» **GIVEN EXERCISE**
Please give the data below again in full, exactly as it stands.

» **PROVIDED DATA**
+ + +

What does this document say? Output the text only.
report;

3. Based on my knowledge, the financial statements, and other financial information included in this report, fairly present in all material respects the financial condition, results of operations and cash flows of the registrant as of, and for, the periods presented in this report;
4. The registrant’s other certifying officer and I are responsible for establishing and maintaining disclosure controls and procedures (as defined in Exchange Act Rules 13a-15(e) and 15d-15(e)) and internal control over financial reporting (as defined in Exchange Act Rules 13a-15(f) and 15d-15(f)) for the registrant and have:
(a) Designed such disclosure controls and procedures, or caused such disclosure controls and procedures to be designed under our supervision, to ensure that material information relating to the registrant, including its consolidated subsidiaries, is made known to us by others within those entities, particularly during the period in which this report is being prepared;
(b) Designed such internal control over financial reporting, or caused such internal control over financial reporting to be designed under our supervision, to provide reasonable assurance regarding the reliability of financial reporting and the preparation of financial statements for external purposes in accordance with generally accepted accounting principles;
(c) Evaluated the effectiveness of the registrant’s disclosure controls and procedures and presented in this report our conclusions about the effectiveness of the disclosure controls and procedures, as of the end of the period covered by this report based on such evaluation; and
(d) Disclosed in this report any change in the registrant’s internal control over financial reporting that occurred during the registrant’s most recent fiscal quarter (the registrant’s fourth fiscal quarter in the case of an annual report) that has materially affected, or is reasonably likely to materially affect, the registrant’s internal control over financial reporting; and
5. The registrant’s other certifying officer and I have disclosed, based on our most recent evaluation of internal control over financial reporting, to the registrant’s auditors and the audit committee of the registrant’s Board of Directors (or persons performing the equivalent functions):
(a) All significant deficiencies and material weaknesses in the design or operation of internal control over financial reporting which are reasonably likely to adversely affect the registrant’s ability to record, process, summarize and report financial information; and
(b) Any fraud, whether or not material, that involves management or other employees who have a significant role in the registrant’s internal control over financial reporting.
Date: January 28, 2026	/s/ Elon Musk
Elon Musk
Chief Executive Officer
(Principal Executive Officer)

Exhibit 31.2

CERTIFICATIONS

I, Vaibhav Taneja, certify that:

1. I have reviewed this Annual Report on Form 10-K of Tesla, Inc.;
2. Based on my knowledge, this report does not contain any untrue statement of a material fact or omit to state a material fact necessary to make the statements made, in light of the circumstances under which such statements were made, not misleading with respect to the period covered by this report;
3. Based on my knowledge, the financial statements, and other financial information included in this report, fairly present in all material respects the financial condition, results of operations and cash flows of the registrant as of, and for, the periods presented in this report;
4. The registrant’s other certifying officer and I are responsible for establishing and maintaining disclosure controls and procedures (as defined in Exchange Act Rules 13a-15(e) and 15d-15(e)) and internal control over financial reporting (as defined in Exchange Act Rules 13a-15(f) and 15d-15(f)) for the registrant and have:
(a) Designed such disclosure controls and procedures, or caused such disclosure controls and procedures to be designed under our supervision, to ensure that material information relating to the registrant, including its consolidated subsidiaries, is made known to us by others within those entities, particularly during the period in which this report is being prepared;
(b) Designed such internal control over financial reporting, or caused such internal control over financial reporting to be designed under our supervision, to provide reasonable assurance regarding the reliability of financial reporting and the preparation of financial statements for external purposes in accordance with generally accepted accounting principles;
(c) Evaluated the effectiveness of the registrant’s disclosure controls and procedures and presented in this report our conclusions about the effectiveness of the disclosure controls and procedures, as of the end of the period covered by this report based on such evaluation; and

+ + +

» **WORKED SOLUTION**
What does this document say? Output the text only.
report;

3. Based on my knowledge, the financial statements, and other financial information included in this report, fairly present in all material respects the financial condition, results of operations and cash flows of the registrant as of, and for, the periods presented in this report;
4. The registrant’s other certifying officer and I are responsible for establishing and maintaining disclosure controls and procedures (as defined in Exchange Act Rules 13a-15(e) and 15d-15(e)) and internal control over financial reporting (as defined in Exchange Act Rules 13a-15(f) and 15d-15(f)) for the registrant and have:
(a) Designed such disclosure controls and procedures, or caused such disclosure controls and procedures to be designed under our supervision, to ensure that material information relating to the registrant, including its consolidated subsidiaries, is made known to us by others within those entities, particularly during the period in which this report is being prepared;
(b) Designed such internal control over financial reporting, or caused such internal control over financial reporting to be designed under our supervision, to provide reasonable assurance regarding the reliability of financial reporting and the preparation of financial statements for external purposes in accordance with generally accepted accounting principles;
(c) Evaluated the effectiveness of the registrant’s disclosure controls and procedures and presented in this report our conclusions about the effectiveness of the disclosure controls and procedures, as of the end of the period covered by this report based on such evaluation; and
(d) Disclosed in this report any change in the registrant’s internal control over financial reporting that occurred during the registrant’s most recent fiscal quarter (the registrant’s fourth fiscal quarter in the case of an annual report) that has materially affected, or is reasonably likely to materially affect, the registrant’s internal control over financial reporting; and
5. The registrant’s other certifying officer and I have disclosed, based on our most recent evaluation of internal control over financial reporting, to the registrant’s auditors and the audit committee of the registrant’s Board of Directors (or persons performing the equivalent functions):
(a) All significant deficiencies and material weaknesses in the design or operation of internal control over financial reporting which are reasonably likely to adversely affect the registrant’s ability to record, process, summarize and report financial information; and
(b) Any fraud, whether or not material, that involves management or other employees who have a significant role in the registrant’s internal control over financial reporting.
Date: January 28, 2026	/s/ Elon Musk
Elon Musk
Chief Executive Officer
(Principal Executive Officer)

Exhibit 31.2

CERTIFICATIONS

I, Vaibhav Taneja, certify that:

1. I have reviewed this Annual Report on Form 10-K of Tesla, Inc.;
2. Based on my knowledge, this report does not contain any untrue statement of a material fact or omit to state a material fact necessary to make the statements made, in light of the circumstances under which such statements were made, not misleading with respect to the period covered by this report;
3. Based on my knowledge, the financial statements, and other financial information included in this report, fairly present in all material respects the financial condition, results of operations and cash flows of the registrant as of, and for, the periods presented in this report;
4. The registrant’s other certifying officer and I are responsible for establishing and maintaining disclosure controls and procedures (as defined in Exchange Act Rules 13a-15(e) and 15d-15(e)) and internal control over financial reporting (as defined in Exchange Act Rules 13a-15(f) and 15d-15(f)) for the registrant and have:
(a) Designed such disclosure controls and procedures, or caused such disclosure controls and procedures to be designed under our supervision, to ensure that material information relating to the registrant, including its consolidated subsidiaries, is made known to us by others within those entities, particularly during the period in which this report is being prepared;
(b) Designed such internal control over financial reporting, or caused such internal control over financial reporting to be designed under our supervision, to provide reasonable assurance regarding the reliability of financial reporting and the preparation of financial statements for external purposes in accordance with generally accepted accounting principles;
(c) Evaluated the effectiveness of the registrant’s disclosure controls and procedures and presented in this report our conclusions about the effectiveness of the disclosure controls and procedures, as of the end of the period covered by this report based on such evaluation; and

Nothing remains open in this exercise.